» **YOUR ASSIGNMENT**: Only the count should appear in your answer: how many lines of the data below contain the word "this"?

[Data entries for graphics]
□ □ □

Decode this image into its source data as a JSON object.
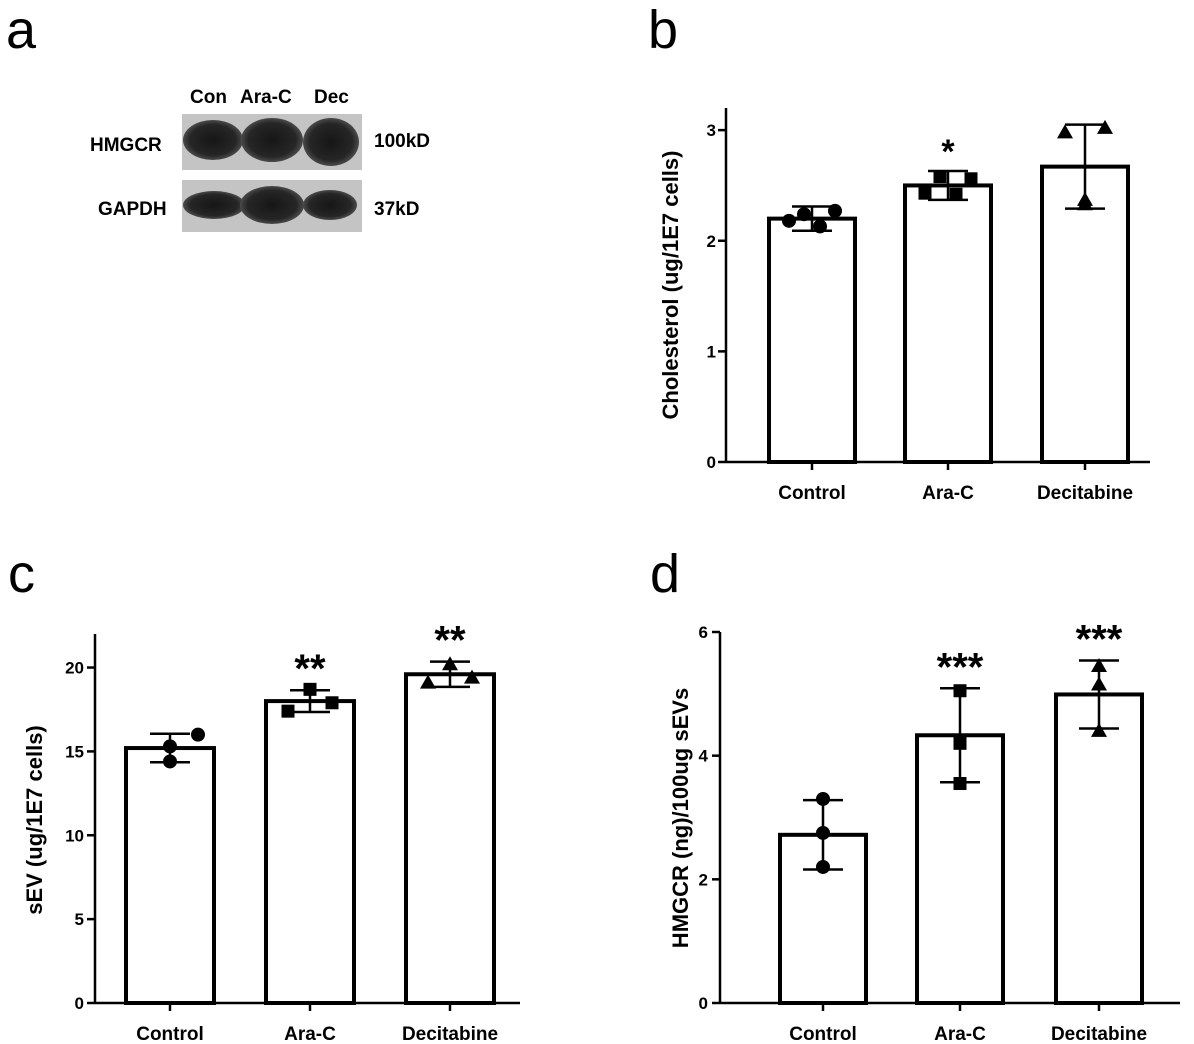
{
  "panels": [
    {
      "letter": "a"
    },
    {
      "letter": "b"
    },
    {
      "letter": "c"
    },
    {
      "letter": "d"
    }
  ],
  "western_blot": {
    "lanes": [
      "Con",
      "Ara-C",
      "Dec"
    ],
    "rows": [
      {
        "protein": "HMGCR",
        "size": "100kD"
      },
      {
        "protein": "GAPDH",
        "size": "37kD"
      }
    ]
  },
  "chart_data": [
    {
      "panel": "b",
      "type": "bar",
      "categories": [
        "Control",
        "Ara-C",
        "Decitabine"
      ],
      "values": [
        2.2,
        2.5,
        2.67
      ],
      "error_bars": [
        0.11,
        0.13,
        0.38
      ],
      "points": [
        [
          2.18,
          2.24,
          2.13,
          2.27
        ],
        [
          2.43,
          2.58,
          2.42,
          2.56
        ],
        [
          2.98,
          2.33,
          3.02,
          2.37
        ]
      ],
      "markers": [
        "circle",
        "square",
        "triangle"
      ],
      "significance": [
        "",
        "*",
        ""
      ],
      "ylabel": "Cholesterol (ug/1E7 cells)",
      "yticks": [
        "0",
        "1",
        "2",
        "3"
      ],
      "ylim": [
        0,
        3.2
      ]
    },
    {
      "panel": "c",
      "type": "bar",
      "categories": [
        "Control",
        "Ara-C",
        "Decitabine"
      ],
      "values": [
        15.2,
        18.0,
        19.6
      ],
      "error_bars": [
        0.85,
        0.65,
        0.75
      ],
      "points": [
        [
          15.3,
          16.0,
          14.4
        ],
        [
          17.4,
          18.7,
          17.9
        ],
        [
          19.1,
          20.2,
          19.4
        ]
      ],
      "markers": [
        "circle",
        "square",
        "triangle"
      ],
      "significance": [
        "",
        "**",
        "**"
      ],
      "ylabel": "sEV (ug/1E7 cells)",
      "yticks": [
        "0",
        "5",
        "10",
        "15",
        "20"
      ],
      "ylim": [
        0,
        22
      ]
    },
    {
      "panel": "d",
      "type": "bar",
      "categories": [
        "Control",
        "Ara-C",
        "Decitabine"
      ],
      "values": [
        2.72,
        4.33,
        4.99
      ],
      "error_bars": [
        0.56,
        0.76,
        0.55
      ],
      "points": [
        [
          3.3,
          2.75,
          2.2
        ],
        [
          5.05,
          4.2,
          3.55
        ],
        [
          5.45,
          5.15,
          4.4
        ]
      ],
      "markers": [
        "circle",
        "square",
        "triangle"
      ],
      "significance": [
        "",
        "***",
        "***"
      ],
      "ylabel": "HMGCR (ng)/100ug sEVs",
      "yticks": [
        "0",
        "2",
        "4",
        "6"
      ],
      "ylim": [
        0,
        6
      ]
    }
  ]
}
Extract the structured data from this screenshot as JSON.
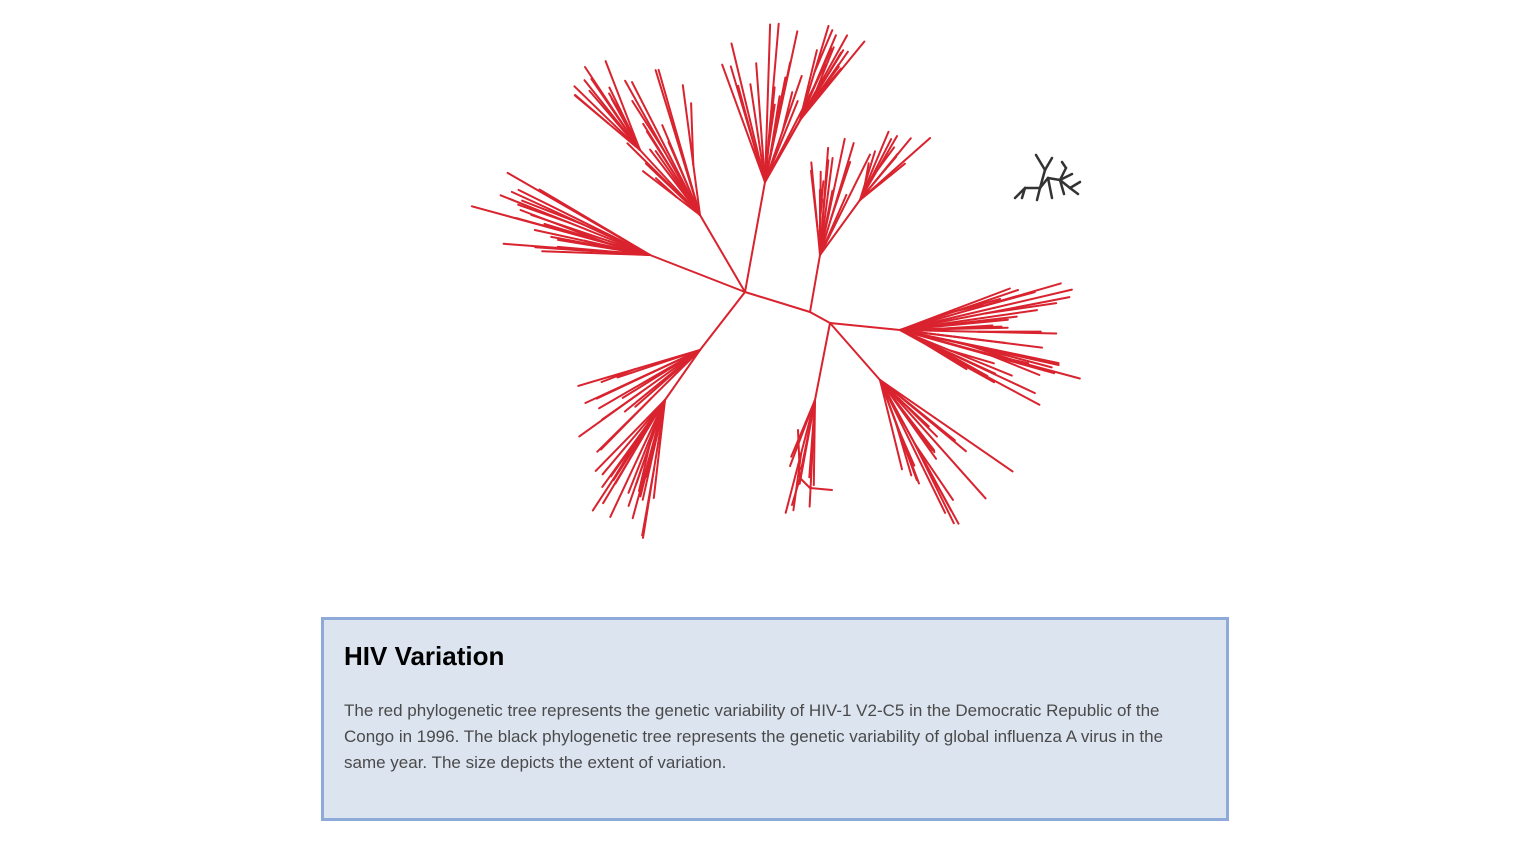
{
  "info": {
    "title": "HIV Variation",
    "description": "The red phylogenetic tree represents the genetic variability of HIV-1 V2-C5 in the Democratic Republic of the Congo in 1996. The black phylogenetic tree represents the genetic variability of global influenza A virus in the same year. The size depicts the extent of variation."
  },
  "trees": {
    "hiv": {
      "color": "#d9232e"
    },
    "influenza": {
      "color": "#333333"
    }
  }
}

□ □ □

» **YOUR RESPONSE**: 2